** Start Stored rows **

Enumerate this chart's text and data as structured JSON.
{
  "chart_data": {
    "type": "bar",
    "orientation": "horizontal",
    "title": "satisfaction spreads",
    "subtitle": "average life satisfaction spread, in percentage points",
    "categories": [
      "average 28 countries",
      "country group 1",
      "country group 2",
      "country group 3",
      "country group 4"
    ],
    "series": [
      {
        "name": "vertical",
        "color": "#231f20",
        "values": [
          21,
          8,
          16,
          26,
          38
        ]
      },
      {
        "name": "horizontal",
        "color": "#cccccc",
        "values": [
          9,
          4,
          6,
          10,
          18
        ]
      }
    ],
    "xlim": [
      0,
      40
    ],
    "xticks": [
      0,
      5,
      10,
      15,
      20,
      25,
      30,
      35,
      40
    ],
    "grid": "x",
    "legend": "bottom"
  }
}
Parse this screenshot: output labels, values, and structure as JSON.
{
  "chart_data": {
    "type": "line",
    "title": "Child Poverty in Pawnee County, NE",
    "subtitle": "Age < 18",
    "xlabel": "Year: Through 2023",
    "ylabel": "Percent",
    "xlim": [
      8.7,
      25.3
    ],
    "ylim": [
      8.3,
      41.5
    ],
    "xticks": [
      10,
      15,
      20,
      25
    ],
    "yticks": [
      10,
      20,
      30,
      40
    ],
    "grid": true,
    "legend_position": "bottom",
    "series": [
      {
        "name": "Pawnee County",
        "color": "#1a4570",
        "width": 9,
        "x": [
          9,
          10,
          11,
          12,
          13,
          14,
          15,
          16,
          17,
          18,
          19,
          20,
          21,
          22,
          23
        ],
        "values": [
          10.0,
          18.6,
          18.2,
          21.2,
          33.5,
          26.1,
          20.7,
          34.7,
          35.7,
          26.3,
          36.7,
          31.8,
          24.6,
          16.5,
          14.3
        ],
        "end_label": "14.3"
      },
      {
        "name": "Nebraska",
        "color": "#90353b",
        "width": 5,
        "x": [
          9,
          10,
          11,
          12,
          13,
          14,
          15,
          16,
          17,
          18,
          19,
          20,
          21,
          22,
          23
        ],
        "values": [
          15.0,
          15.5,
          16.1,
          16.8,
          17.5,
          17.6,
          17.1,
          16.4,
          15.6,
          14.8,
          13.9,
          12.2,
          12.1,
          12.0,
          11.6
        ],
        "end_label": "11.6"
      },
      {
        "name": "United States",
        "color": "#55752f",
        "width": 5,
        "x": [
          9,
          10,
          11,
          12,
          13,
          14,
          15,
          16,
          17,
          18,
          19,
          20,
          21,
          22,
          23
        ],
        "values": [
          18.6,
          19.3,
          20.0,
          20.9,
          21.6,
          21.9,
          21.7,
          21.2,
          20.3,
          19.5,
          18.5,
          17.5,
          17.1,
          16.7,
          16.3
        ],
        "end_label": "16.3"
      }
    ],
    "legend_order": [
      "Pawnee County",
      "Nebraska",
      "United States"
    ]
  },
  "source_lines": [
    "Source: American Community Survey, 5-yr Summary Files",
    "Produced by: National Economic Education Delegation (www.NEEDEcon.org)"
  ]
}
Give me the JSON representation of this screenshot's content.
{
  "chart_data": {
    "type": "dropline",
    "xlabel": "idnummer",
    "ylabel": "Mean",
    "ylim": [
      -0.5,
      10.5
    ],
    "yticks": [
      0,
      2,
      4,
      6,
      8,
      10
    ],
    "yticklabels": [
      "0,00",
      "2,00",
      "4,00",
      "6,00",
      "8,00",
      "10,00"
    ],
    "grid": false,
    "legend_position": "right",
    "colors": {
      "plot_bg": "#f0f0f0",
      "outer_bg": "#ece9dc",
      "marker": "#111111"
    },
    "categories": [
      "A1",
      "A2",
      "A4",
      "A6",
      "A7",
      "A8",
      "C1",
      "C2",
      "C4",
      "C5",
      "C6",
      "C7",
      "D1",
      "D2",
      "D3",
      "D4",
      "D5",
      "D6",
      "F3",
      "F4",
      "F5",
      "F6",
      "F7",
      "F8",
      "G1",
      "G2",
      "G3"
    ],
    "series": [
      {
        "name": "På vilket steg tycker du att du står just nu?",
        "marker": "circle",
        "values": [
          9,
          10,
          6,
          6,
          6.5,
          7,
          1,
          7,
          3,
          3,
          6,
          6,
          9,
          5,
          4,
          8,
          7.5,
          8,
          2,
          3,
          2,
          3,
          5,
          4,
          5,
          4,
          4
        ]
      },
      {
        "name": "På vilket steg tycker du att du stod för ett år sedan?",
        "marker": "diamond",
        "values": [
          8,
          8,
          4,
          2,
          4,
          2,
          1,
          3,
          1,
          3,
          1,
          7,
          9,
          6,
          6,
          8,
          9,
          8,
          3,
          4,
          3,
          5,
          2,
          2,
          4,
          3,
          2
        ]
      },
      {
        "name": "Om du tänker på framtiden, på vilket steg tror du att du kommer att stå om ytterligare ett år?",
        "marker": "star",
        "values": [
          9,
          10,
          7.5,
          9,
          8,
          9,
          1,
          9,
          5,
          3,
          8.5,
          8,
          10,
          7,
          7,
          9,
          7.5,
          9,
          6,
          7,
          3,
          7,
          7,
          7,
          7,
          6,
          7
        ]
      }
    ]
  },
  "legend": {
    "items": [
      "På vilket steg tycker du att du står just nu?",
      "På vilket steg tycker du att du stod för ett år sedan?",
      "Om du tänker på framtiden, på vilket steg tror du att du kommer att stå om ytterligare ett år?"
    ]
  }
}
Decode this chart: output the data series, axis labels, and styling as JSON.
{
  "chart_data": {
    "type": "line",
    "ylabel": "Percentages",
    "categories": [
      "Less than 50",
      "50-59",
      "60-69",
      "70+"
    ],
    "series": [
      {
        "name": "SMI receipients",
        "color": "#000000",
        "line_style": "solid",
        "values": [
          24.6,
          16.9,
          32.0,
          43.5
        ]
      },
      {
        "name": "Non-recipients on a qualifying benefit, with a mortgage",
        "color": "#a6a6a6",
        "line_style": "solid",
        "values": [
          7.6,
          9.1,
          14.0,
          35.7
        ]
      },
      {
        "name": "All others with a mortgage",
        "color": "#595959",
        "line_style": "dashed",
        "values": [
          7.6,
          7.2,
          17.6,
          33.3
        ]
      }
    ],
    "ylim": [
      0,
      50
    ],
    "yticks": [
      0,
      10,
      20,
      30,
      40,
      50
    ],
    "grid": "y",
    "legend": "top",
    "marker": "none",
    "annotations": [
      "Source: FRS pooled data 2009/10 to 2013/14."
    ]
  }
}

** End Stored rows **

> [Task directions]: All of the entries above need to be reproduced exactly.

> [Expected answer]:
Enumerate this chart's text and data as structured JSON.
{
  "chart_data": {
    "type": "bar",
    "orientation": "horizontal",
    "title": "satisfaction spreads",
    "subtitle": "average life satisfaction spread, in percentage points",
    "categories": [
      "average 28 countries",
      "country group 1",
      "country group 2",
      "country group 3",
      "country group 4"
    ],
    "series": [
      {
        "name": "vertical",
        "color": "#231f20",
        "values": [
          21,
          8,
          16,
          26,
          38
        ]
      },
      {
        "name": "horizontal",
        "color": "#cccccc",
        "values": [
          9,
          4,
          6,
          10,
          18
        ]
      }
    ],
    "xlim": [
      0,
      40
    ],
    "xticks": [
      0,
      5,
      10,
      15,
      20,
      25,
      30,
      35,
      40
    ],
    "grid": "x",
    "legend": "bottom"
  }
}
Parse this screenshot: output labels, values, and structure as JSON.
{
  "chart_data": {
    "type": "line",
    "title": "Child Poverty in Pawnee County, NE",
    "subtitle": "Age < 18",
    "xlabel": "Year: Through 2023",
    "ylabel": "Percent",
    "xlim": [
      8.7,
      25.3
    ],
    "ylim": [
      8.3,
      41.5
    ],
    "xticks": [
      10,
      15,
      20,
      25
    ],
    "yticks": [
      10,
      20,
      30,
      40
    ],
    "grid": true,
    "legend_position": "bottom",
    "series": [
      {
        "name": "Pawnee County",
        "color": "#1a4570",
        "width": 9,
        "x": [
          9,
          10,
          11,
          12,
          13,
          14,
          15,
          16,
          17,
          18,
          19,
          20,
          21,
          22,
          23
        ],
        "values": [
          10.0,
          18.6,
          18.2,
          21.2,
          33.5,
          26.1,
          20.7,
          34.7,
          35.7,
          26.3,
          36.7,
          31.8,
          24.6,
          16.5,
          14.3
        ],
        "end_label": "14.3"
      },
      {
        "name": "Nebraska",
        "color": "#90353b",
        "width": 5,
        "x": [
          9,
          10,
          11,
          12,
          13,
          14,
          15,
          16,
          17,
          18,
          19,
          20,
          21,
          22,
          23
        ],
        "values": [
          15.0,
          15.5,
          16.1,
          16.8,
          17.5,
          17.6,
          17.1,
          16.4,
          15.6,
          14.8,
          13.9,
          12.2,
          12.1,
          12.0,
          11.6
        ],
        "end_label": "11.6"
      },
      {
        "name": "United States",
        "color": "#55752f",
        "width": 5,
        "x": [
          9,
          10,
          11,
          12,
          13,
          14,
          15,
          16,
          17,
          18,
          19,
          20,
          21,
          22,
          23
        ],
        "values": [
          18.6,
          19.3,
          20.0,
          20.9,
          21.6,
          21.9,
          21.7,
          21.2,
          20.3,
          19.5,
          18.5,
          17.5,
          17.1,
          16.7,
          16.3
        ],
        "end_label": "16.3"
      }
    ],
    "legend_order": [
      "Pawnee County",
      "Nebraska",
      "United States"
    ]
  },
  "source_lines": [
    "Source: American Community Survey, 5-yr Summary Files",
    "Produced by: National Economic Education Delegation (www.NEEDEcon.org)"
  ]
}
Give me the JSON representation of this screenshot's content.
{
  "chart_data": {
    "type": "dropline",
    "xlabel": "idnummer",
    "ylabel": "Mean",
    "ylim": [
      -0.5,
      10.5
    ],
    "yticks": [
      0,
      2,
      4,
      6,
      8,
      10
    ],
    "yticklabels": [
      "0,00",
      "2,00",
      "4,00",
      "6,00",
      "8,00",
      "10,00"
    ],
    "grid": false,
    "legend_position": "right",
    "colors": {
      "plot_bg": "#f0f0f0",
      "outer_bg": "#ece9dc",
      "marker": "#111111"
    },
    "categories": [
      "A1",
      "A2",
      "A4",
      "A6",
      "A7",
      "A8",
      "C1",
      "C2",
      "C4",
      "C5",
      "C6",
      "C7",
      "D1",
      "D2",
      "D3",
      "D4",
      "D5",
      "D6",
      "F3",
      "F4",
      "F5",
      "F6",
      "F7",
      "F8",
      "G1",
      "G2",
      "G3"
    ],
    "series": [
      {
        "name": "På vilket steg tycker du att du står just nu?",
        "marker": "circle",
        "values": [
          9,
          10,
          6,
          6,
          6.5,
          7,
          1,
          7,
          3,
          3,
          6,
          6,
          9,
          5,
          4,
          8,
          7.5,
          8,
          2,
          3,
          2,
          3,
          5,
          4,
          5,
          4,
          4
        ]
      },
      {
        "name": "På vilket steg tycker du att du stod för ett år sedan?",
        "marker": "diamond",
        "values": [
          8,
          8,
          4,
          2,
          4,
          2,
          1,
          3,
          1,
          3,
          1,
          7,
          9,
          6,
          6,
          8,
          9,
          8,
          3,
          4,
          3,
          5,
          2,
          2,
          4,
          3,
          2
        ]
      },
      {
        "name": "Om du tänker på framtiden, på vilket steg tror du att du kommer att stå om ytterligare ett år?",
        "marker": "star",
        "values": [
          9,
          10,
          7.5,
          9,
          8,
          9,
          1,
          9,
          5,
          3,
          8.5,
          8,
          10,
          7,
          7,
          9,
          7.5,
          9,
          6,
          7,
          3,
          7,
          7,
          7,
          7,
          6,
          7
        ]
      }
    ]
  },
  "legend": {
    "items": [
      "På vilket steg tycker du att du står just nu?",
      "På vilket steg tycker du att du stod för ett år sedan?",
      "Om du tänker på framtiden, på vilket steg tror du att du kommer att stå om ytterligare ett år?"
    ]
  }
}
Decode this chart: output the data series, axis labels, and styling as JSON.
{
  "chart_data": {
    "type": "line",
    "ylabel": "Percentages",
    "categories": [
      "Less than 50",
      "50-59",
      "60-69",
      "70+"
    ],
    "series": [
      {
        "name": "SMI receipients",
        "color": "#000000",
        "line_style": "solid",
        "values": [
          24.6,
          16.9,
          32.0,
          43.5
        ]
      },
      {
        "name": "Non-recipients on a qualifying benefit, with a mortgage",
        "color": "#a6a6a6",
        "line_style": "solid",
        "values": [
          7.6,
          9.1,
          14.0,
          35.7
        ]
      },
      {
        "name": "All others with a mortgage",
        "color": "#595959",
        "line_style": "dashed",
        "values": [
          7.6,
          7.2,
          17.6,
          33.3
        ]
      }
    ],
    "ylim": [
      0,
      50
    ],
    "yticks": [
      0,
      10,
      20,
      30,
      40,
      50
    ],
    "grid": "y",
    "legend": "top",
    "marker": "none",
    "annotations": [
      "Source: FRS pooled data 2009/10 to 2013/14."
    ]
  }
}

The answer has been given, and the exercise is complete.